• Extracted data entries:
· · · ·

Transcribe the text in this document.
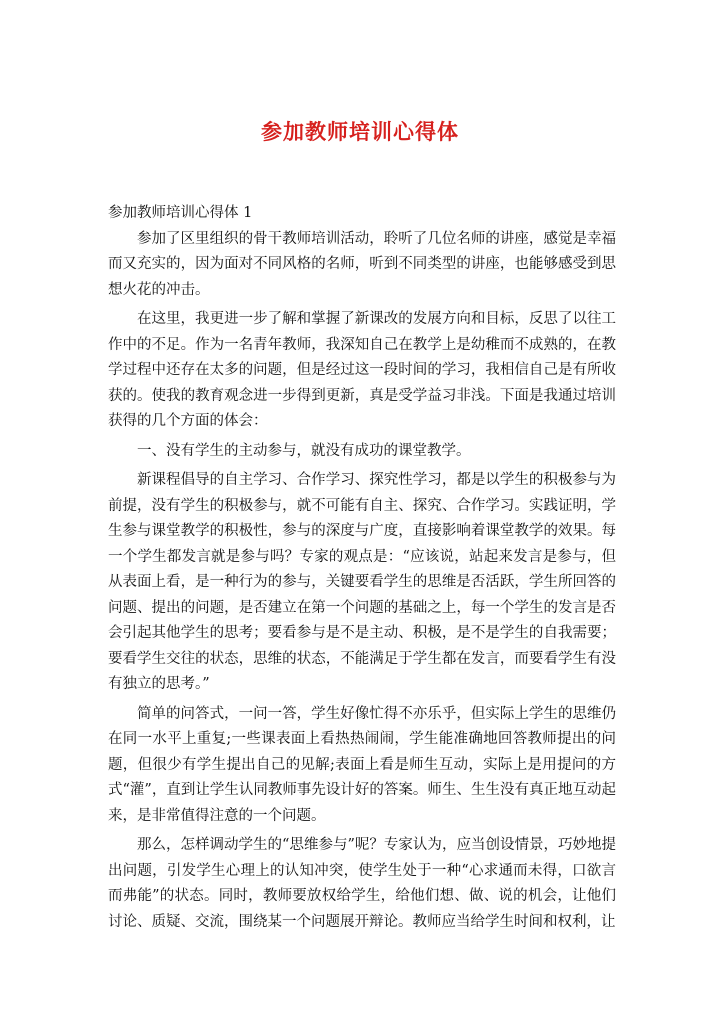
参加教师培训心得体

参加教师培训心得体 1

参加了区里组织的骨干教师培训活动，聆听了几位名师的讲座，感觉是幸福而又充实的，因为面对不同风格的名师，听到不同类型的讲座，也能够感受到思想火花的冲击。

在这里，我更进一步了解和掌握了新课改的发展方向和目标，反思了以往工作中的不足。作为一名青年教师，我深知自己在教学上是幼稚而不成熟的，在教学过程中还存在太多的问题，但是经过这一段时间的学习，我相信自己是有所收获的。使我的教育观念进一步得到更新，真是受学益习非浅。下面是我通过培训获得的几个方面的体会：

一、没有学生的主动参与，就没有成功的课堂教学。

新课程倡导的自主学习、合作学习、探究性学习，都是以学生的积极参与为前提，没有学生的积极参与，就不可能有自主、探究、合作学习。实践证明，学生参与课堂教学的积极性，参与的深度与广度，直接影响着课堂教学的效果。每一个学生都发言就是参与吗？专家的观点是：“应该说，站起来发言是参与，但从表面上看，是一种行为的参与，关键要看学生的思维是否活跃，学生所回答的问题、提出的问题，是否建立在第一个问题的基础之上，每一个学生的发言是否会引起其他学生的思考；要看参与是不是主动、积极，是不是学生的自我需要；要看学生交往的状态，思维的状态，不能满足于学生都在发言，而要看学生有没有独立的思考。”

简单的问答式，一问一答，学生好像忙得不亦乐乎，但实际上学生的思维仍在同一水平上重复;一些课表面上看热热闹闹，学生能准确地回答教师提出的问题，但很少有学生提出自己的见解;表面上看是师生互动，实际上是用提问的方式“灌”，直到让学生认同教师事先设计好的答案。师生、生生没有真正地互动起来，是非常值得注意的一个问题。

那么，怎样调动学生的“思维参与”呢？专家认为，应当创设情景，巧妙地提出问题，引发学生心理上的认知冲突，使学生处于一种“心求通而未得，口欲言而弗能”的状态。同时，教师要放权给学生，给他们想、做、说的机会，让他们讨论、质疑、交流，围绕某一个问题展开辩论。教师应当给学生时间和权利，让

· · · ·

• WHAT YOU ARE ASKED TO DO:
Write out the material above once more, exactly as it reads, with no pictures.

• REPLY:
Transcribe the text in this document.
参加教师培训心得体

参加教师培训心得体 1

参加了区里组织的骨干教师培训活动，聆听了几位名师的讲座，感觉是幸福而又充实的，因为面对不同风格的名师，听到不同类型的讲座，也能够感受到思想火花的冲击。

在这里，我更进一步了解和掌握了新课改的发展方向和目标，反思了以往工作中的不足。作为一名青年教师，我深知自己在教学上是幼稚而不成熟的，在教学过程中还存在太多的问题，但是经过这一段时间的学习，我相信自己是有所收获的。使我的教育观念进一步得到更新，真是受学益习非浅。下面是我通过培训获得的几个方面的体会：

一、没有学生的主动参与，就没有成功的课堂教学。

新课程倡导的自主学习、合作学习、探究性学习，都是以学生的积极参与为前提，没有学生的积极参与，就不可能有自主、探究、合作学习。实践证明，学生参与课堂教学的积极性，参与的深度与广度，直接影响着课堂教学的效果。每一个学生都发言就是参与吗？专家的观点是：“应该说，站起来发言是参与，但从表面上看，是一种行为的参与，关键要看学生的思维是否活跃，学生所回答的问题、提出的问题，是否建立在第一个问题的基础之上，每一个学生的发言是否会引起其他学生的思考；要看参与是不是主动、积极，是不是学生的自我需要；要看学生交往的状态，思维的状态，不能满足于学生都在发言，而要看学生有没有独立的思考。”

简单的问答式，一问一答，学生好像忙得不亦乐乎，但实际上学生的思维仍在同一水平上重复;一些课表面上看热热闹闹，学生能准确地回答教师提出的问题，但很少有学生提出自己的见解;表面上看是师生互动，实际上是用提问的方式“灌”，直到让学生认同教师事先设计好的答案。师生、生生没有真正地互动起来，是非常值得注意的一个问题。

那么，怎样调动学生的“思维参与”呢？专家认为，应当创设情景，巧妙地提出问题，引发学生心理上的认知冲突，使学生处于一种“心求通而未得，口欲言而弗能”的状态。同时，教师要放权给学生，给他们想、做、说的机会，让他们讨论、质疑、交流，围绕某一个问题展开辩论。教师应当给学生时间和权利，让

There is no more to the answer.